** BEGIN **
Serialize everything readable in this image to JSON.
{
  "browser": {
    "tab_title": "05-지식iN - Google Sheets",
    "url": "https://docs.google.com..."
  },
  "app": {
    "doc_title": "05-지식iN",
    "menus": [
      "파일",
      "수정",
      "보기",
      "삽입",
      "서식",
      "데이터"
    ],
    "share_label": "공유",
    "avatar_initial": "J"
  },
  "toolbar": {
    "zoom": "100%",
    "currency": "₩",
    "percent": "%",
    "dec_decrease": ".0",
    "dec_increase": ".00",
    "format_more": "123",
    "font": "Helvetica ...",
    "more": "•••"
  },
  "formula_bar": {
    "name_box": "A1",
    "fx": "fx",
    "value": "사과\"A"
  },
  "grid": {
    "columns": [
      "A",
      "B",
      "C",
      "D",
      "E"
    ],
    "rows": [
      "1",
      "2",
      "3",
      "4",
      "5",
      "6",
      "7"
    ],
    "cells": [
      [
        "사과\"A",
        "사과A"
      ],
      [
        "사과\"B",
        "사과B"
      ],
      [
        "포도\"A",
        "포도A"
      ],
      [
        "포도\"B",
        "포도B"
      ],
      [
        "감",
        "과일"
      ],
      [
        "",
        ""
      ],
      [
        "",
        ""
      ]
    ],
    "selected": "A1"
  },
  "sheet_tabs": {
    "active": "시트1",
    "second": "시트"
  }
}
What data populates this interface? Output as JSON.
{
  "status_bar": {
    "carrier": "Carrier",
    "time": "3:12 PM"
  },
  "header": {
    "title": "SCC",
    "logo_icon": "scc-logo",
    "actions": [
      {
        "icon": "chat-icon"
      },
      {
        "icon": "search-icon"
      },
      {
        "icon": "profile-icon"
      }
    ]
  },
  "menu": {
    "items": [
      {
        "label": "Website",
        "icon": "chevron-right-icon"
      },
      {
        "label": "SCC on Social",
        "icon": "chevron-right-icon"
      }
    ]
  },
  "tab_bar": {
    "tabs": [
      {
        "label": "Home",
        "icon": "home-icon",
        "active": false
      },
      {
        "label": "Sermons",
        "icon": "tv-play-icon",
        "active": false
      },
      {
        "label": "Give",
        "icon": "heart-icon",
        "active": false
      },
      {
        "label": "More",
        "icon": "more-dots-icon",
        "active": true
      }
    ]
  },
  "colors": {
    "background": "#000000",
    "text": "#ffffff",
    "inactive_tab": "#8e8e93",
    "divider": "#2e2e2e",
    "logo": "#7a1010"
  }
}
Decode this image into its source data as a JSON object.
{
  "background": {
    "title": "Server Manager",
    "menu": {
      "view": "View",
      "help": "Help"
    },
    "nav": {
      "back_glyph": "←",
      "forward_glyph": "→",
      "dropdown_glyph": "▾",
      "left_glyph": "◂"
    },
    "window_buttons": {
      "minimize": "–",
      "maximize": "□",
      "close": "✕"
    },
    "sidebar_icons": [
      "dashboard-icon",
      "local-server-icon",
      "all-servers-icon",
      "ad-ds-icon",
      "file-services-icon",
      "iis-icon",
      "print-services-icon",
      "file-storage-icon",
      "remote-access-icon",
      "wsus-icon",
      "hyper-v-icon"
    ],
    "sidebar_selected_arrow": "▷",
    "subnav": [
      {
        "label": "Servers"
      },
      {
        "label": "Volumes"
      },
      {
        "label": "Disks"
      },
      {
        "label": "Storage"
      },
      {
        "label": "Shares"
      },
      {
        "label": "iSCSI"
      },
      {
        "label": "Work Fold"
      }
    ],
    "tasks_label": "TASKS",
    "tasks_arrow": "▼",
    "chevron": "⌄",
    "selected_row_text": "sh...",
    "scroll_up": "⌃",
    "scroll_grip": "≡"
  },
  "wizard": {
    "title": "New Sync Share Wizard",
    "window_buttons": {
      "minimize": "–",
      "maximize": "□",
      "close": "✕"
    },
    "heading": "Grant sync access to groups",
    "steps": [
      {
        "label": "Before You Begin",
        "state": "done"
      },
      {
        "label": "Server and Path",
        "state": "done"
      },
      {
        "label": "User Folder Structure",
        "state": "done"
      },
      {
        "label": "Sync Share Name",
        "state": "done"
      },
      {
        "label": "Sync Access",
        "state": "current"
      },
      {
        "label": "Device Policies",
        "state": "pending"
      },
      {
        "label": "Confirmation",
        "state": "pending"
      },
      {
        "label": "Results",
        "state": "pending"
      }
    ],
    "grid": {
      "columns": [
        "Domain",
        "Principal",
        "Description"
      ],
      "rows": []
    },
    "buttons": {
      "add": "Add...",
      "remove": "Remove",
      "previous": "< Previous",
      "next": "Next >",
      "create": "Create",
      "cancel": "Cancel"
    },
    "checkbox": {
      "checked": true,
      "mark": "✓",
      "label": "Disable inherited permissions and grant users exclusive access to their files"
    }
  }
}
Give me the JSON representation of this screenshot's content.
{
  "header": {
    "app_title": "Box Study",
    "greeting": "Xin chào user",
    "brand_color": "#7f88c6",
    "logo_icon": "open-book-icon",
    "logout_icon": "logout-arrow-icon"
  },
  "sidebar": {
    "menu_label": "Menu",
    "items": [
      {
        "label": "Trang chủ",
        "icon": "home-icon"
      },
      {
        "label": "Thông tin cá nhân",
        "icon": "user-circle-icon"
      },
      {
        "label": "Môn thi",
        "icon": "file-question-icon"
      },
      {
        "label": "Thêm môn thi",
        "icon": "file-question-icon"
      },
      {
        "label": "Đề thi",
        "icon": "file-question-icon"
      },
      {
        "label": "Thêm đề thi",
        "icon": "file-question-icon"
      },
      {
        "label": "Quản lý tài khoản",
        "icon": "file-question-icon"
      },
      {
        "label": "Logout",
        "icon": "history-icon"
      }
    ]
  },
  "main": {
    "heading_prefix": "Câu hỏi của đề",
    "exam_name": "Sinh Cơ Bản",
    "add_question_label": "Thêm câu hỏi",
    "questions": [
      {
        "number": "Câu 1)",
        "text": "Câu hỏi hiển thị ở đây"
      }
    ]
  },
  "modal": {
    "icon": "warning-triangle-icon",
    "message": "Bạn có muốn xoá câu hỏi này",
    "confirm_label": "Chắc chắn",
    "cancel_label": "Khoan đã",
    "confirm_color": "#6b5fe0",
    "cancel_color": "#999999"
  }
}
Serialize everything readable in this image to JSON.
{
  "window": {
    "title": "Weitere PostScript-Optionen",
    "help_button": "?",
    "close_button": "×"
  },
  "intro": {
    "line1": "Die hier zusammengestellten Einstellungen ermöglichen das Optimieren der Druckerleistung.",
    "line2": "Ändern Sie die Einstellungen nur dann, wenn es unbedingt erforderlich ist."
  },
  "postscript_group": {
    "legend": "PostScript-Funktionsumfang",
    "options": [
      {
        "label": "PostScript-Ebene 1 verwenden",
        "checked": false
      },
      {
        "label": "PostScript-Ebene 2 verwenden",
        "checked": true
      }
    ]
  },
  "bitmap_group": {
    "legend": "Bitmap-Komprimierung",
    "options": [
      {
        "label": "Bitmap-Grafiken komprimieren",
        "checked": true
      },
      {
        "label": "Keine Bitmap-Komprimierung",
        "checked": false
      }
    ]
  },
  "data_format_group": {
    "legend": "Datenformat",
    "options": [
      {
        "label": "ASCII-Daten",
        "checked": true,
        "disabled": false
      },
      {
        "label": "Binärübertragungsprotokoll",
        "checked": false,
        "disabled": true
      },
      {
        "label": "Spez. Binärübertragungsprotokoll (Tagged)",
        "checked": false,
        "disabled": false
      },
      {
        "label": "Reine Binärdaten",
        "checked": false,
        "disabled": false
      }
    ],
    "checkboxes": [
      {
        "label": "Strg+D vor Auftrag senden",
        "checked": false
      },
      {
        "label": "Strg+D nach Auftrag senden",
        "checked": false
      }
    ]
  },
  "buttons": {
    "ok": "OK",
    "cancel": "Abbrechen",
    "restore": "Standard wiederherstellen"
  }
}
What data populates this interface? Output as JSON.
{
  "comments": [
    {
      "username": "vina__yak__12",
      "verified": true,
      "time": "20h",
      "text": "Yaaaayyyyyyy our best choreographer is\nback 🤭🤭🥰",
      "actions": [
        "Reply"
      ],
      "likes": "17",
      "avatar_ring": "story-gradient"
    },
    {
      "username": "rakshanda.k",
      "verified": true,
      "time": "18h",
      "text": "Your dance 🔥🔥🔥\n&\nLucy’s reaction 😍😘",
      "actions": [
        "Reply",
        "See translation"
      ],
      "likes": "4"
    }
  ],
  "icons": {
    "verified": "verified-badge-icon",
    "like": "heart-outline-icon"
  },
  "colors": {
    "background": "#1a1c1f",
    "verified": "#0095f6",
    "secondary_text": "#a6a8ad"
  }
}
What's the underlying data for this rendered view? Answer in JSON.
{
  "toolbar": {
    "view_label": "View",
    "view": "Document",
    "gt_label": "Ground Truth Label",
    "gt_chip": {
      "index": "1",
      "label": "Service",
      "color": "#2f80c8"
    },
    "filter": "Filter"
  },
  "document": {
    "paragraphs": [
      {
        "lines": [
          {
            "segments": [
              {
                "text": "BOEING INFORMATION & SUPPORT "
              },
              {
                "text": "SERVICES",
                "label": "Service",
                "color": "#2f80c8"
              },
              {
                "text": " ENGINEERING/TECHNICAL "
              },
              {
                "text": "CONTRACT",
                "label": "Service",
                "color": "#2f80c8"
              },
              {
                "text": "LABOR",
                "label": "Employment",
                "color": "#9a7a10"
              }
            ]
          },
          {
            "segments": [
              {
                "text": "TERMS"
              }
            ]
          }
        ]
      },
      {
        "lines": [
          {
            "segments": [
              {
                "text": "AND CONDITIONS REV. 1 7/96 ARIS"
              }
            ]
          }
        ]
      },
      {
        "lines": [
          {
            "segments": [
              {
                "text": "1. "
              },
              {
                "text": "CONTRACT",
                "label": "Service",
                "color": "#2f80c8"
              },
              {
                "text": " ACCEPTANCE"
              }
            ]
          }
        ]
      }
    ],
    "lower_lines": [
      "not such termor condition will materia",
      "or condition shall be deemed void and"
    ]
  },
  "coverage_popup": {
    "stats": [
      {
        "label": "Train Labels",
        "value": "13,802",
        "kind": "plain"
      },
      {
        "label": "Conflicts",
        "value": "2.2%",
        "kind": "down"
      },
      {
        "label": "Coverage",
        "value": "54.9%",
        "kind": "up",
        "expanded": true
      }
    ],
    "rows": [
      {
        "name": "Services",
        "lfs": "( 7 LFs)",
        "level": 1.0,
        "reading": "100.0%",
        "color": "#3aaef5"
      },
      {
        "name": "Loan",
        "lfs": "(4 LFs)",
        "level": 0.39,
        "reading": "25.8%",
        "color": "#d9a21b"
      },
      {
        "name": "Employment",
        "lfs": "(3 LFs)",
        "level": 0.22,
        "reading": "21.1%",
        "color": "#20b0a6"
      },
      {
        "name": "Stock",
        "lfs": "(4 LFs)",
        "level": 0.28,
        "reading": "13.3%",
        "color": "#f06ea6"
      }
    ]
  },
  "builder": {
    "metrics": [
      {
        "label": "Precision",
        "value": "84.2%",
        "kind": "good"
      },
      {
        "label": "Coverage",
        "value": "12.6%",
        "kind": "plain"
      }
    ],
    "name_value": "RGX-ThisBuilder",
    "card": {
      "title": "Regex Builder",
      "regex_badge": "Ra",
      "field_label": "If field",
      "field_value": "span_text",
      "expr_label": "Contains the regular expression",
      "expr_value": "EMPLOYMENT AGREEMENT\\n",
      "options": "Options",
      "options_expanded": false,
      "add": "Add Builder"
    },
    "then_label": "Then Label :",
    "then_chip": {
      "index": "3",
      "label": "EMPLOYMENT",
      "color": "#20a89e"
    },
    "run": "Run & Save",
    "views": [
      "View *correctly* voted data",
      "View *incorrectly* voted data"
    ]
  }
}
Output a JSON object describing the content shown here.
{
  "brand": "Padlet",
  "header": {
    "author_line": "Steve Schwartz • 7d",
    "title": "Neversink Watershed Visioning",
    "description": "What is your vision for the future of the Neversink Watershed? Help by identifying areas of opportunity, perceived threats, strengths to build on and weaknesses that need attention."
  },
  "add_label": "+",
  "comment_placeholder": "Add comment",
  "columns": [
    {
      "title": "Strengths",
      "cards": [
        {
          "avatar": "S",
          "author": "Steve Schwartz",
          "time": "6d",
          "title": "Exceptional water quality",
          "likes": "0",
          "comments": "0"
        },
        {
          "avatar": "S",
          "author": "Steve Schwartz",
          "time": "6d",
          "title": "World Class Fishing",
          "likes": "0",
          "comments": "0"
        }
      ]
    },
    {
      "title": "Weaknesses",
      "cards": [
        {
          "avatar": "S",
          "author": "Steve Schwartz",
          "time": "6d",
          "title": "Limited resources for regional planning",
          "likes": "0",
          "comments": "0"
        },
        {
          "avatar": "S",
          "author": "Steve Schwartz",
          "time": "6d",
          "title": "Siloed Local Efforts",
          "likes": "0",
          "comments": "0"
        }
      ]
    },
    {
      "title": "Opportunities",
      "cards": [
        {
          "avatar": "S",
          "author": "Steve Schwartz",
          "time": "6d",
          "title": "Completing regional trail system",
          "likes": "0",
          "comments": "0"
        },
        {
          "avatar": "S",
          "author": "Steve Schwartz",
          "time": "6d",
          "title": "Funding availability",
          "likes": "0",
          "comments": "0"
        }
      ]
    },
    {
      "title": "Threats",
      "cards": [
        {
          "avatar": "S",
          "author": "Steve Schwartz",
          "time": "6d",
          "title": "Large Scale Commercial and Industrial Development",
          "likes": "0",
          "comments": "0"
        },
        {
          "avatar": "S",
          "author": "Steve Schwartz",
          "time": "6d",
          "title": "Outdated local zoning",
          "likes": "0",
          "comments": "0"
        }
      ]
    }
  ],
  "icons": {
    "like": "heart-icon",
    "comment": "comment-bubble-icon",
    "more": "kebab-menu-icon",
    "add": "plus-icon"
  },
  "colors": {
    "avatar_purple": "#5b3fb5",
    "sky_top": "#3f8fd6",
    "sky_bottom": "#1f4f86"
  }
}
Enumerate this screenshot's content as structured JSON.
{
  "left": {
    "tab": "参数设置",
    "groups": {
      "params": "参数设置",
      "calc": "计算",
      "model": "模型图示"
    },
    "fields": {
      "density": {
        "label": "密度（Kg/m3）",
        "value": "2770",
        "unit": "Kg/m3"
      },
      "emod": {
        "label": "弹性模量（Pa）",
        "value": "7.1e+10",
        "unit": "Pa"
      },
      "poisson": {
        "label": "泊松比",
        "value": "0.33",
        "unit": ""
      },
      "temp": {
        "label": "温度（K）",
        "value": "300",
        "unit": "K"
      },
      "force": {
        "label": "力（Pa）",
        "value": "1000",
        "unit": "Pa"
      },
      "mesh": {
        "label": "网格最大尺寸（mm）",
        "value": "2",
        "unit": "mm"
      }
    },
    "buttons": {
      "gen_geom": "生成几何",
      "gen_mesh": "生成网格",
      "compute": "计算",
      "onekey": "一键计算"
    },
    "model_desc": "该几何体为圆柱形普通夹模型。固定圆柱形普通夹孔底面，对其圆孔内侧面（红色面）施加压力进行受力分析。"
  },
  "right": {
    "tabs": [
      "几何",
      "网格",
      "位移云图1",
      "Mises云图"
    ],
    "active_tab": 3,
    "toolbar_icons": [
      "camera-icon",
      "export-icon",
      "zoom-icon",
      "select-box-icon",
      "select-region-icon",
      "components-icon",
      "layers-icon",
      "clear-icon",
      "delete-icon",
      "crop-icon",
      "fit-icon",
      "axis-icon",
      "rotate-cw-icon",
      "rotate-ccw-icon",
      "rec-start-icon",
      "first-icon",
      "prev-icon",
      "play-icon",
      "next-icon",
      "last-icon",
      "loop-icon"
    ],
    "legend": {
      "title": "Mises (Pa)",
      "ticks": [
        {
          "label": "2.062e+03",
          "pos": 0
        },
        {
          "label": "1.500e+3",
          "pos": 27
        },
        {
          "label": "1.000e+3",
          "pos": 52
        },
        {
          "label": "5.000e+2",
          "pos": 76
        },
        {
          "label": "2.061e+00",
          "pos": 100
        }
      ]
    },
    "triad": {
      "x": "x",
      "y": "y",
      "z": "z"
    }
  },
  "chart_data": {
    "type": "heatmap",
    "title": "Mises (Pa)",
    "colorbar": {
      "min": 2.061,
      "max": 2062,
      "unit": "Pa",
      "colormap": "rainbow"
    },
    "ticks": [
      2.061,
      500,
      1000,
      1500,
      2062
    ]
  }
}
** END **
◆ **What the exercise asks**
Scan the material above. Extract every line in which the word "Einstellungen" occurs.

◆ **Exercise result**
    "line1": "Die hier zusammengestellten Einstellungen ermöglichen das Optimieren der Druckerleistung.",
    "line2": "Ändern Sie die Einstellungen nur dann, wenn es unbedingt erforderlich ist."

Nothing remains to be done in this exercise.